Work instructions: What follows is a listing to be transcribed exactly.
____
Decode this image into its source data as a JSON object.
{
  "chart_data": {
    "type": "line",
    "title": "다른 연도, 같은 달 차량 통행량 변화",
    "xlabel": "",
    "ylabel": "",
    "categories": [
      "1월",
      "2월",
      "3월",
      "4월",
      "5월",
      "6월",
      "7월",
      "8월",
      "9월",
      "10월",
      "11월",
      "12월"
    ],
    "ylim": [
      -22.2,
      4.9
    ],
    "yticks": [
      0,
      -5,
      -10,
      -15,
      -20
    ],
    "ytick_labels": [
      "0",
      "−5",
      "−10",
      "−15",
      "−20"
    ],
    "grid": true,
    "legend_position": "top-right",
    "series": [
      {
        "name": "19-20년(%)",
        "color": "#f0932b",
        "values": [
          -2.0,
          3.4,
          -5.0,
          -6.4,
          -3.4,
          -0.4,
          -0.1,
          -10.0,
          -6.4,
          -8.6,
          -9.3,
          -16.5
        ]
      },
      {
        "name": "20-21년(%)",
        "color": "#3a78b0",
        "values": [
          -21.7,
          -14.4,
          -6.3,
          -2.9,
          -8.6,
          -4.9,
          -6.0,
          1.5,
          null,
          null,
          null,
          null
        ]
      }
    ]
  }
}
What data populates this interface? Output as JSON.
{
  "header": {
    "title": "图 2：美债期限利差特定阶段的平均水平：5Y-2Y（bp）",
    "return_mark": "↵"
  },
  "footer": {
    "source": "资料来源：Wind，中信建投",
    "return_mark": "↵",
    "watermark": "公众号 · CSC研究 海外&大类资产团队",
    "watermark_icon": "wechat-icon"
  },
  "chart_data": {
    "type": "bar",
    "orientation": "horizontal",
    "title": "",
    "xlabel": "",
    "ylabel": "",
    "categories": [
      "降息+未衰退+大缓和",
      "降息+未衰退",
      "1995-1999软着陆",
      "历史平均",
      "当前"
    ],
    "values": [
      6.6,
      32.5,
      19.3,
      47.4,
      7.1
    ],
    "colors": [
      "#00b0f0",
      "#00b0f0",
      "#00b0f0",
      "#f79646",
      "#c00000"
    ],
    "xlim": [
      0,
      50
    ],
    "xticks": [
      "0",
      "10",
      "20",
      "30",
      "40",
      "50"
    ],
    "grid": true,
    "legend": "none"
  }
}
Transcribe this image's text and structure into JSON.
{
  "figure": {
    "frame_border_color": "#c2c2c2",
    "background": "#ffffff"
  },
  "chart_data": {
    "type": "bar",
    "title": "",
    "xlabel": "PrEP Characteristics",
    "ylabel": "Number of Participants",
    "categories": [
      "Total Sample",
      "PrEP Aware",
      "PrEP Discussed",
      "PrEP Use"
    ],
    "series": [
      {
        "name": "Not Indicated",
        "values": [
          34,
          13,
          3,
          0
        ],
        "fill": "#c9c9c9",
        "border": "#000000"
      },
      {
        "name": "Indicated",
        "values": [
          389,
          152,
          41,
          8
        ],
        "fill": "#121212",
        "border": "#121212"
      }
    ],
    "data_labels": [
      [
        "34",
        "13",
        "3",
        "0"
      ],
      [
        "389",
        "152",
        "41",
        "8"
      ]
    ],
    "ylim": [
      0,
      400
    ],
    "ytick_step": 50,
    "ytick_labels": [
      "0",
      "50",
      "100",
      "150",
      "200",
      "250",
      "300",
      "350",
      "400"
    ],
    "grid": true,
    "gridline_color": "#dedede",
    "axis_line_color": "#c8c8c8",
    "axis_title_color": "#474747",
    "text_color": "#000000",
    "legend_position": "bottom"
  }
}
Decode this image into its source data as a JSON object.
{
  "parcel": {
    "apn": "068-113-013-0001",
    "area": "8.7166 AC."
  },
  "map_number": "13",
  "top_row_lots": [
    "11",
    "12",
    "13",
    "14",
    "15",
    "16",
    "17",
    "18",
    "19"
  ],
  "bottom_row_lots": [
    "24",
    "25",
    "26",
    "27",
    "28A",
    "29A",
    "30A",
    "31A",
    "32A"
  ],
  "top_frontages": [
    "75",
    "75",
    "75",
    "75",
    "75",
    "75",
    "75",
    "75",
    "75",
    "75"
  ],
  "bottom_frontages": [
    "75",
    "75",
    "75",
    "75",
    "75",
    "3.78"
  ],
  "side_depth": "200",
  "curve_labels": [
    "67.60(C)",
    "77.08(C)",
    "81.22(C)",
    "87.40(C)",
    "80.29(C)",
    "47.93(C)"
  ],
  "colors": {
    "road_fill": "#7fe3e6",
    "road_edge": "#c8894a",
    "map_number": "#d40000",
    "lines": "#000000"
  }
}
____
Task answer:
Decode this image into its source data as a JSON object.
{
  "chart_data": {
    "type": "line",
    "title": "다른 연도, 같은 달 차량 통행량 변화",
    "xlabel": "",
    "ylabel": "",
    "categories": [
      "1월",
      "2월",
      "3월",
      "4월",
      "5월",
      "6월",
      "7월",
      "8월",
      "9월",
      "10월",
      "11월",
      "12월"
    ],
    "ylim": [
      -22.2,
      4.9
    ],
    "yticks": [
      0,
      -5,
      -10,
      -15,
      -20
    ],
    "ytick_labels": [
      "0",
      "−5",
      "−10",
      "−15",
      "−20"
    ],
    "grid": true,
    "legend_position": "top-right",
    "series": [
      {
        "name": "19-20년(%)",
        "color": "#f0932b",
        "values": [
          -2.0,
          3.4,
          -5.0,
          -6.4,
          -3.4,
          -0.4,
          -0.1,
          -10.0,
          -6.4,
          -8.6,
          -9.3,
          -16.5
        ]
      },
      {
        "name": "20-21년(%)",
        "color": "#3a78b0",
        "values": [
          -21.7,
          -14.4,
          -6.3,
          -2.9,
          -8.6,
          -4.9,
          -6.0,
          1.5,
          null,
          null,
          null,
          null
        ]
      }
    ]
  }
}
What data populates this interface? Output as JSON.
{
  "header": {
    "title": "图 2：美债期限利差特定阶段的平均水平：5Y-2Y（bp）",
    "return_mark": "↵"
  },
  "footer": {
    "source": "资料来源：Wind，中信建投",
    "return_mark": "↵",
    "watermark": "公众号 · CSC研究 海外&大类资产团队",
    "watermark_icon": "wechat-icon"
  },
  "chart_data": {
    "type": "bar",
    "orientation": "horizontal",
    "title": "",
    "xlabel": "",
    "ylabel": "",
    "categories": [
      "降息+未衰退+大缓和",
      "降息+未衰退",
      "1995-1999软着陆",
      "历史平均",
      "当前"
    ],
    "values": [
      6.6,
      32.5,
      19.3,
      47.4,
      7.1
    ],
    "colors": [
      "#00b0f0",
      "#00b0f0",
      "#00b0f0",
      "#f79646",
      "#c00000"
    ],
    "xlim": [
      0,
      50
    ],
    "xticks": [
      "0",
      "10",
      "20",
      "30",
      "40",
      "50"
    ],
    "grid": true,
    "legend": "none"
  }
}
Transcribe this image's text and structure into JSON.
{
  "figure": {
    "frame_border_color": "#c2c2c2",
    "background": "#ffffff"
  },
  "chart_data": {
    "type": "bar",
    "title": "",
    "xlabel": "PrEP Characteristics",
    "ylabel": "Number of Participants",
    "categories": [
      "Total Sample",
      "PrEP Aware",
      "PrEP Discussed",
      "PrEP Use"
    ],
    "series": [
      {
        "name": "Not Indicated",
        "values": [
          34,
          13,
          3,
          0
        ],
        "fill": "#c9c9c9",
        "border": "#000000"
      },
      {
        "name": "Indicated",
        "values": [
          389,
          152,
          41,
          8
        ],
        "fill": "#121212",
        "border": "#121212"
      }
    ],
    "data_labels": [
      [
        "34",
        "13",
        "3",
        "0"
      ],
      [
        "389",
        "152",
        "41",
        "8"
      ]
    ],
    "ylim": [
      0,
      400
    ],
    "ytick_step": 50,
    "ytick_labels": [
      "0",
      "50",
      "100",
      "150",
      "200",
      "250",
      "300",
      "350",
      "400"
    ],
    "grid": true,
    "gridline_color": "#dedede",
    "axis_line_color": "#c8c8c8",
    "axis_title_color": "#474747",
    "text_color": "#000000",
    "legend_position": "bottom"
  }
}
Decode this image into its source data as a JSON object.
{
  "parcel": {
    "apn": "068-113-013-0001",
    "area": "8.7166 AC."
  },
  "map_number": "13",
  "top_row_lots": [
    "11",
    "12",
    "13",
    "14",
    "15",
    "16",
    "17",
    "18",
    "19"
  ],
  "bottom_row_lots": [
    "24",
    "25",
    "26",
    "27",
    "28A",
    "29A",
    "30A",
    "31A",
    "32A"
  ],
  "top_frontages": [
    "75",
    "75",
    "75",
    "75",
    "75",
    "75",
    "75",
    "75",
    "75",
    "75"
  ],
  "bottom_frontages": [
    "75",
    "75",
    "75",
    "75",
    "75",
    "3.78"
  ],
  "side_depth": "200",
  "curve_labels": [
    "67.60(C)",
    "77.08(C)",
    "81.22(C)",
    "87.40(C)",
    "80.29(C)",
    "47.93(C)"
  ],
  "colors": {
    "road_fill": "#7fe3e6",
    "road_edge": "#c8894a",
    "map_number": "#d40000",
    "lines": "#000000"
  }
}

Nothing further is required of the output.